(Data items)
···
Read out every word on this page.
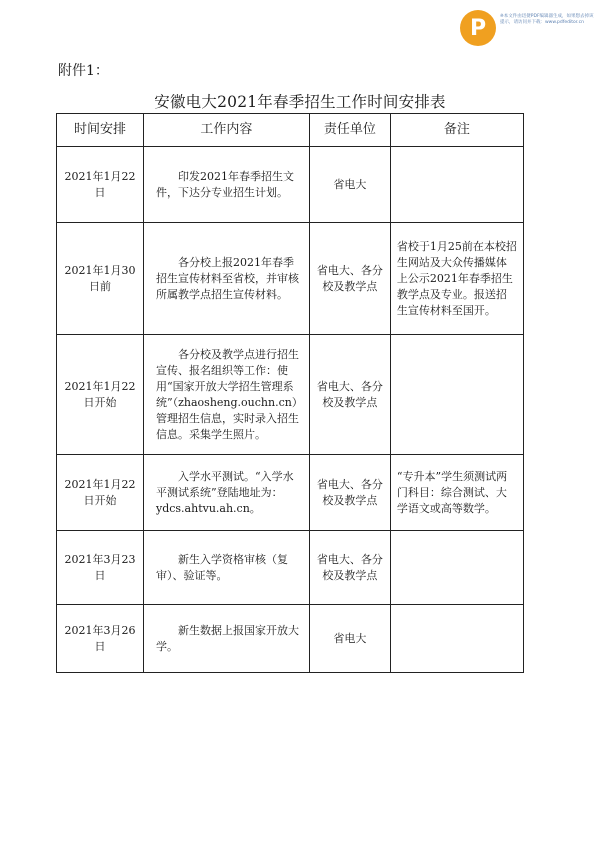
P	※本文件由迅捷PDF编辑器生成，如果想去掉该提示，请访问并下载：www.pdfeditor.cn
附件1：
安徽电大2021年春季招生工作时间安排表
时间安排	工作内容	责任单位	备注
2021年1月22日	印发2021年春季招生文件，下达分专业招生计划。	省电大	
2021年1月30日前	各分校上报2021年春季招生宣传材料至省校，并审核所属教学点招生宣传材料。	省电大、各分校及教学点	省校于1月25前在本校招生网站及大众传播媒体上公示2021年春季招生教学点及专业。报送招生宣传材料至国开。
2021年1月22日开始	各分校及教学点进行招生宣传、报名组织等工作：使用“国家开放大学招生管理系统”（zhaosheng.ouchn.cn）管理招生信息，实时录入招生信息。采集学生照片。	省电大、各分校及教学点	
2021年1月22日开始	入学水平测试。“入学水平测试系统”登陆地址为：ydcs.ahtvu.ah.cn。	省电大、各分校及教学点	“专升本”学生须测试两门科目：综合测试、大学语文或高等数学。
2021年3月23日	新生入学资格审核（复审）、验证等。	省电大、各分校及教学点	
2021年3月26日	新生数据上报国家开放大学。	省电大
···
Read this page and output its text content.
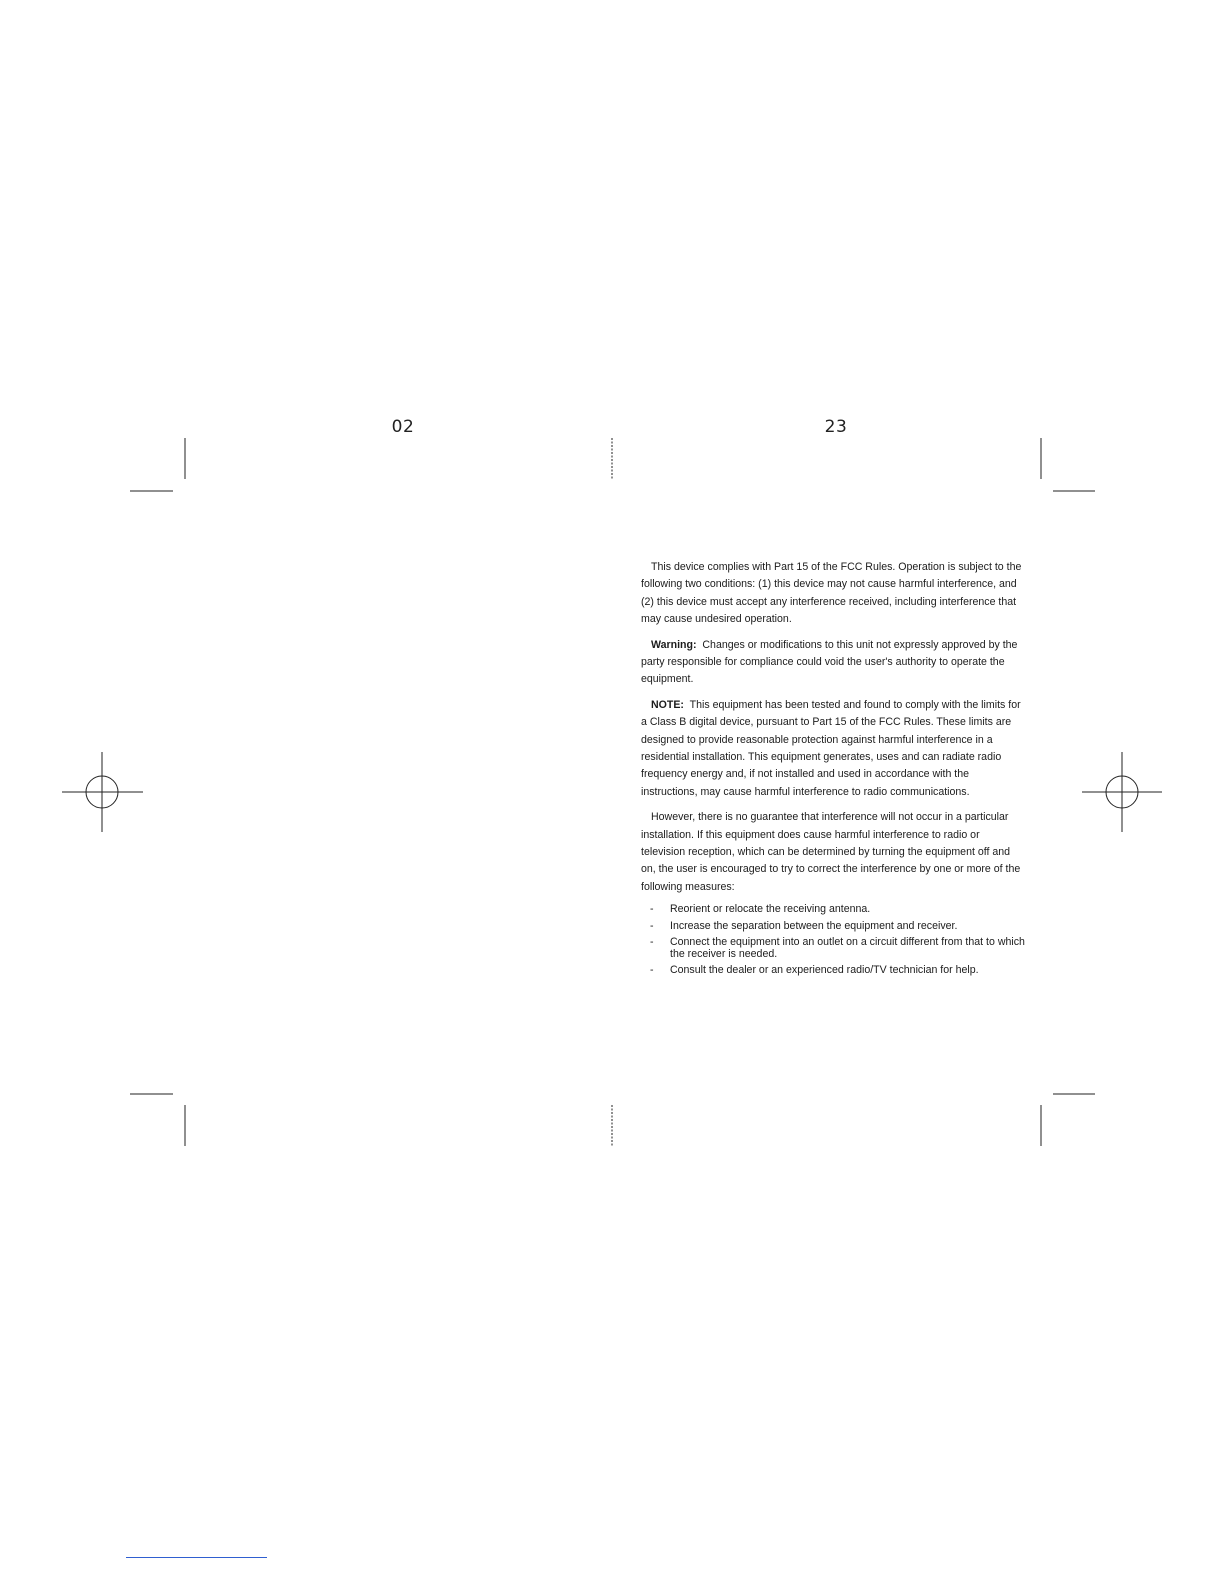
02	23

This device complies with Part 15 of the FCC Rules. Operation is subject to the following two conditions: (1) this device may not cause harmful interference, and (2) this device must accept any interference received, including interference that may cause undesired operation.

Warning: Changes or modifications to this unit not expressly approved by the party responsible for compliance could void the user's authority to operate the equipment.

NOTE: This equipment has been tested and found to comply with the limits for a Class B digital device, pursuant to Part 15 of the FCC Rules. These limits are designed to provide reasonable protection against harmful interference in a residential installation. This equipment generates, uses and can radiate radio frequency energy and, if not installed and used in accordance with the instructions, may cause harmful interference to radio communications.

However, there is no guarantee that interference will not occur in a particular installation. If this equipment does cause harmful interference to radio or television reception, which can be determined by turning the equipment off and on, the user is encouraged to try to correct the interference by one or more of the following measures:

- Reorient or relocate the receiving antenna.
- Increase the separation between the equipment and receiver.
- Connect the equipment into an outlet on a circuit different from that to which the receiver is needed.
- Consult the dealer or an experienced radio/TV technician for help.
···
### The problem
Of the lines above, how many include the word "installation"? Reply with the number only.

### Exercise response
2